- _What is required_: Extract the data exactly, missing nothing.

- _Collected data_:
════════════════
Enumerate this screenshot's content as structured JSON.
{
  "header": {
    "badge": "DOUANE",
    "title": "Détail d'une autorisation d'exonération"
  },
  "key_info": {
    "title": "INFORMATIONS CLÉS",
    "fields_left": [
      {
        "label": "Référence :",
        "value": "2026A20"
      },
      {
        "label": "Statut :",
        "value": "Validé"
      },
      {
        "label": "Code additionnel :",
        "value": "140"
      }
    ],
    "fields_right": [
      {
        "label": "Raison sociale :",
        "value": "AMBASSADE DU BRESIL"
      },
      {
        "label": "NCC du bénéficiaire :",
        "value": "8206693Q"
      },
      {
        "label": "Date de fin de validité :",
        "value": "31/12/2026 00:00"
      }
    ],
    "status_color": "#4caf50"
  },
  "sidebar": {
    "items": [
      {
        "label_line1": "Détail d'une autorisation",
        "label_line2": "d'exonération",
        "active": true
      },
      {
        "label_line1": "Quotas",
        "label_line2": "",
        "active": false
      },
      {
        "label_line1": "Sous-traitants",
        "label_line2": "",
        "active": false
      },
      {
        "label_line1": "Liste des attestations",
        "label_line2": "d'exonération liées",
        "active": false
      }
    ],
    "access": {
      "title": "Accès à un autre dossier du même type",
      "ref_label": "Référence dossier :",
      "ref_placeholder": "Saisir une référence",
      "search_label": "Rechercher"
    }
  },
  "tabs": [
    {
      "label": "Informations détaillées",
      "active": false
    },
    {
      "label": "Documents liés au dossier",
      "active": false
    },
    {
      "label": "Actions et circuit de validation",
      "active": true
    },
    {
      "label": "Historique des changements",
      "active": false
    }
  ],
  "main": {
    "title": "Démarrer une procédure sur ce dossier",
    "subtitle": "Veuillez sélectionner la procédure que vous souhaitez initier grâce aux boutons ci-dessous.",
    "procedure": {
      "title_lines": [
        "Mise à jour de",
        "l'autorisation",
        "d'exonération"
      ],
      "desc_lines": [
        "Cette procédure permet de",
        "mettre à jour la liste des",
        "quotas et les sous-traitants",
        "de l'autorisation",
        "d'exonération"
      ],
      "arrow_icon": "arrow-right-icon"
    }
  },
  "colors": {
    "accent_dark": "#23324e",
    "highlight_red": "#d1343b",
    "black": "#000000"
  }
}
════════════════
- _Finished task_:
Enumerate this screenshot's content as structured JSON.
{
  "header": {
    "badge": "DOUANE",
    "title": "Détail d'une autorisation d'exonération"
  },
  "key_info": {
    "title": "INFORMATIONS CLÉS",
    "fields_left": [
      {
        "label": "Référence :",
        "value": "2026A20"
      },
      {
        "label": "Statut :",
        "value": "Validé"
      },
      {
        "label": "Code additionnel :",
        "value": "140"
      }
    ],
    "fields_right": [
      {
        "label": "Raison sociale :",
        "value": "AMBASSADE DU BRESIL"
      },
      {
        "label": "NCC du bénéficiaire :",
        "value": "8206693Q"
      },
      {
        "label": "Date de fin de validité :",
        "value": "31/12/2026 00:00"
      }
    ],
    "status_color": "#4caf50"
  },
  "sidebar": {
    "items": [
      {
        "label_line1": "Détail d'une autorisation",
        "label_line2": "d'exonération",
        "active": true
      },
      {
        "label_line1": "Quotas",
        "label_line2": "",
        "active": false
      },
      {
        "label_line1": "Sous-traitants",
        "label_line2": "",
        "active": false
      },
      {
        "label_line1": "Liste des attestations",
        "label_line2": "d'exonération liées",
        "active": false
      }
    ],
    "access": {
      "title": "Accès à un autre dossier du même type",
      "ref_label": "Référence dossier :",
      "ref_placeholder": "Saisir une référence",
      "search_label": "Rechercher"
    }
  },
  "tabs": [
    {
      "label": "Informations détaillées",
      "active": false
    },
    {
      "label": "Documents liés au dossier",
      "active": false
    },
    {
      "label": "Actions et circuit de validation",
      "active": true
    },
    {
      "label": "Historique des changements",
      "active": false
    }
  ],
  "main": {
    "title": "Démarrer une procédure sur ce dossier",
    "subtitle": "Veuillez sélectionner la procédure que vous souhaitez initier grâce aux boutons ci-dessous.",
    "procedure": {
      "title_lines": [
        "Mise à jour de",
        "l'autorisation",
        "d'exonération"
      ],
      "desc_lines": [
        "Cette procédure permet de",
        "mettre à jour la liste des",
        "quotas et les sous-traitants",
        "de l'autorisation",
        "d'exonération"
      ],
      "arrow_icon": "arrow-right-icon"
    }
  },
  "colors": {
    "accent_dark": "#23324e",
    "highlight_red": "#d1343b",
    "black": "#000000"
  }
}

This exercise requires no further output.